(A block of data)
--- Start ---
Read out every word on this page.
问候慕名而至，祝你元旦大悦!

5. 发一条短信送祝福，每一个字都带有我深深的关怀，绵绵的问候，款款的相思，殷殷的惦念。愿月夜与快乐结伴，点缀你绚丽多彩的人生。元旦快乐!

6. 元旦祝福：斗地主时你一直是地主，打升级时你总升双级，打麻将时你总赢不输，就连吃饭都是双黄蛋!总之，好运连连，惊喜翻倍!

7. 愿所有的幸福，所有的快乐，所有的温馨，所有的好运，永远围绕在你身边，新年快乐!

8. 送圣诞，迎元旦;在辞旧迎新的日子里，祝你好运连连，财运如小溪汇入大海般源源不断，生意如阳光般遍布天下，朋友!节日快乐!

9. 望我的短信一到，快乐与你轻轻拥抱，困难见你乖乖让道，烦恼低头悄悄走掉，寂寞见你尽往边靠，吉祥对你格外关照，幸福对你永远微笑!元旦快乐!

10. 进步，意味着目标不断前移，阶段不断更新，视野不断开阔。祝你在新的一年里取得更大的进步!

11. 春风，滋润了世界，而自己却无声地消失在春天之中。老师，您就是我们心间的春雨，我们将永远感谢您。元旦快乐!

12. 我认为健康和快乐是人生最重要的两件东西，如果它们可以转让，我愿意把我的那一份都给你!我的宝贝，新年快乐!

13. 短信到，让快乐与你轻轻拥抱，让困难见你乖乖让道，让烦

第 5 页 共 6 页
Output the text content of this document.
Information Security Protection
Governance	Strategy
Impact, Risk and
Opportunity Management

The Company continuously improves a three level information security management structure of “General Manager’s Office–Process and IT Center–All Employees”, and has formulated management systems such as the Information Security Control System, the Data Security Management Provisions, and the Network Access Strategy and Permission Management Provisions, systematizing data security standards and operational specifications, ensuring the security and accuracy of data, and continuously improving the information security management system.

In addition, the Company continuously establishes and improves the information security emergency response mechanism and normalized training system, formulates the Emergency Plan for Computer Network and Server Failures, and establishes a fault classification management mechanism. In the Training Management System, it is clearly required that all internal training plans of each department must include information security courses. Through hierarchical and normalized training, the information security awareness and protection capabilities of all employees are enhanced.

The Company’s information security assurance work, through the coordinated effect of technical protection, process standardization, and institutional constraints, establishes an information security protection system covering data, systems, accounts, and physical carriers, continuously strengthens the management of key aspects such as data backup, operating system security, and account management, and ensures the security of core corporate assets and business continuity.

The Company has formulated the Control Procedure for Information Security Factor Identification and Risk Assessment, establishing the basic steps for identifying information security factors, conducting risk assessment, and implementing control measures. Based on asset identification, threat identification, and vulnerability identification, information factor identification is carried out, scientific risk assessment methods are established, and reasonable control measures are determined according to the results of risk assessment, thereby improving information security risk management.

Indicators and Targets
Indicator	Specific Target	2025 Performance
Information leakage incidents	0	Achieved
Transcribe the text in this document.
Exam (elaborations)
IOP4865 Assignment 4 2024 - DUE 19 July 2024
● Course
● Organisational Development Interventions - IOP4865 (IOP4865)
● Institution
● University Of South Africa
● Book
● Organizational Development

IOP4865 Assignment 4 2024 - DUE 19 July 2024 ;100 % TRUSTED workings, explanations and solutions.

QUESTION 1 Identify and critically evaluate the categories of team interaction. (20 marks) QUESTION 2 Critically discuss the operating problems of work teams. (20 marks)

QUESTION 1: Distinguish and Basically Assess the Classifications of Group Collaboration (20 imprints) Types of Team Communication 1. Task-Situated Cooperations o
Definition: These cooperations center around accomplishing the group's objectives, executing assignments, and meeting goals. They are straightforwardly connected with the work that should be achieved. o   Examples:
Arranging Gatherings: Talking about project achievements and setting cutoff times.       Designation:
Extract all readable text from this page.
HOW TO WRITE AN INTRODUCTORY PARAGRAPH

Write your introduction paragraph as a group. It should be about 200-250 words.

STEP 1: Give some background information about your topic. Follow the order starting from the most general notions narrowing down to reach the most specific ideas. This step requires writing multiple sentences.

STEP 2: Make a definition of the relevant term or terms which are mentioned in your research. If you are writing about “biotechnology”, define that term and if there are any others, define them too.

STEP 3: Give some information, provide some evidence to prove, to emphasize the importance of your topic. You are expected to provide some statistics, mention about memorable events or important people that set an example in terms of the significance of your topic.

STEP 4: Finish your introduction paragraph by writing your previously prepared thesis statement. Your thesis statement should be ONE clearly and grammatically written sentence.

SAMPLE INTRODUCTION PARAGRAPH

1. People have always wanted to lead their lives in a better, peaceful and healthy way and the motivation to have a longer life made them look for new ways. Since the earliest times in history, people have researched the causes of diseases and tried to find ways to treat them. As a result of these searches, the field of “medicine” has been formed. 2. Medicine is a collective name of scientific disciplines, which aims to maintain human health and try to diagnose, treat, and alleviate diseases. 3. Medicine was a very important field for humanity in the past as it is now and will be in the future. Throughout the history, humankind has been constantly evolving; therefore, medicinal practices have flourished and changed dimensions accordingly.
--- End ---
■ Task prompt ■
Reproduce the material above without altering a single character.

■ Task result ■
Read out every word on this page.
问候慕名而至，祝你元旦大悦!

5. 发一条短信送祝福，每一个字都带有我深深的关怀，绵绵的问候，款款的相思，殷殷的惦念。愿月夜与快乐结伴，点缀你绚丽多彩的人生。元旦快乐!

6. 元旦祝福：斗地主时你一直是地主，打升级时你总升双级，打麻将时你总赢不输，就连吃饭都是双黄蛋!总之，好运连连，惊喜翻倍!

7. 愿所有的幸福，所有的快乐，所有的温馨，所有的好运，永远围绕在你身边，新年快乐!

8. 送圣诞，迎元旦;在辞旧迎新的日子里，祝你好运连连，财运如小溪汇入大海般源源不断，生意如阳光般遍布天下，朋友!节日快乐!

9. 望我的短信一到，快乐与你轻轻拥抱，困难见你乖乖让道，烦恼低头悄悄走掉，寂寞见你尽往边靠，吉祥对你格外关照，幸福对你永远微笑!元旦快乐!

10. 进步，意味着目标不断前移，阶段不断更新，视野不断开阔。祝你在新的一年里取得更大的进步!

11. 春风，滋润了世界，而自己却无声地消失在春天之中。老师，您就是我们心间的春雨，我们将永远感谢您。元旦快乐!

12. 我认为健康和快乐是人生最重要的两件东西，如果它们可以转让，我愿意把我的那一份都给你!我的宝贝，新年快乐!

13. 短信到，让快乐与你轻轻拥抱，让困难见你乖乖让道，让烦

第 5 页 共 6 页
Output the text content of this document.
Information Security Protection
Governance	Strategy
Impact, Risk and
Opportunity Management

The Company continuously improves a three level information security management structure of “General Manager’s Office–Process and IT Center–All Employees”, and has formulated management systems such as the Information Security Control System, the Data Security Management Provisions, and the Network Access Strategy and Permission Management Provisions, systematizing data security standards and operational specifications, ensuring the security and accuracy of data, and continuously improving the information security management system.

In addition, the Company continuously establishes and improves the information security emergency response mechanism and normalized training system, formulates the Emergency Plan for Computer Network and Server Failures, and establishes a fault classification management mechanism. In the Training Management System, it is clearly required that all internal training plans of each department must include information security courses. Through hierarchical and normalized training, the information security awareness and protection capabilities of all employees are enhanced.

The Company’s information security assurance work, through the coordinated effect of technical protection, process standardization, and institutional constraints, establishes an information security protection system covering data, systems, accounts, and physical carriers, continuously strengthens the management of key aspects such as data backup, operating system security, and account management, and ensures the security of core corporate assets and business continuity.

The Company has formulated the Control Procedure for Information Security Factor Identification and Risk Assessment, establishing the basic steps for identifying information security factors, conducting risk assessment, and implementing control measures. Based on asset identification, threat identification, and vulnerability identification, information factor identification is carried out, scientific risk assessment methods are established, and reasonable control measures are determined according to the results of risk assessment, thereby improving information security risk management.

Indicators and Targets
Indicator	Specific Target	2025 Performance
Information leakage incidents	0	Achieved
Transcribe the text in this document.
Exam (elaborations)
IOP4865 Assignment 4 2024 - DUE 19 July 2024
● Course
● Organisational Development Interventions - IOP4865 (IOP4865)
● Institution
● University Of South Africa
● Book
● Organizational Development

IOP4865 Assignment 4 2024 - DUE 19 July 2024 ;100 % TRUSTED workings, explanations and solutions.

QUESTION 1 Identify and critically evaluate the categories of team interaction. (20 marks) QUESTION 2 Critically discuss the operating problems of work teams. (20 marks)

QUESTION 1: Distinguish and Basically Assess the Classifications of Group Collaboration (20 imprints) Types of Team Communication 1. Task-Situated Cooperations o
Definition: These cooperations center around accomplishing the group's objectives, executing assignments, and meeting goals. They are straightforwardly connected with the work that should be achieved. o   Examples:
Arranging Gatherings: Talking about project achievements and setting cutoff times.       Designation:
Extract all readable text from this page.
HOW TO WRITE AN INTRODUCTORY PARAGRAPH

Write your introduction paragraph as a group. It should be about 200-250 words.

STEP 1: Give some background information about your topic. Follow the order starting from the most general notions narrowing down to reach the most specific ideas. This step requires writing multiple sentences.

STEP 2: Make a definition of the relevant term or terms which are mentioned in your research. If you are writing about “biotechnology”, define that term and if there are any others, define them too.

STEP 3: Give some information, provide some evidence to prove, to emphasize the importance of your topic. You are expected to provide some statistics, mention about memorable events or important people that set an example in terms of the significance of your topic.

STEP 4: Finish your introduction paragraph by writing your previously prepared thesis statement. Your thesis statement should be ONE clearly and grammatically written sentence.

SAMPLE INTRODUCTION PARAGRAPH

1. People have always wanted to lead their lives in a better, peaceful and healthy way and the motivation to have a longer life made them look for new ways. Since the earliest times in history, people have researched the causes of diseases and tried to find ways to treat them. As a result of these searches, the field of “medicine” has been formed. 2. Medicine is a collective name of scientific disciplines, which aims to maintain human health and try to diagnose, treat, and alleviate diseases. 3. Medicine was a very important field for humanity in the past as it is now and will be in the future. Throughout the history, humankind has been constantly evolving; therefore, medicinal practices have flourished and changed dimensions accordingly.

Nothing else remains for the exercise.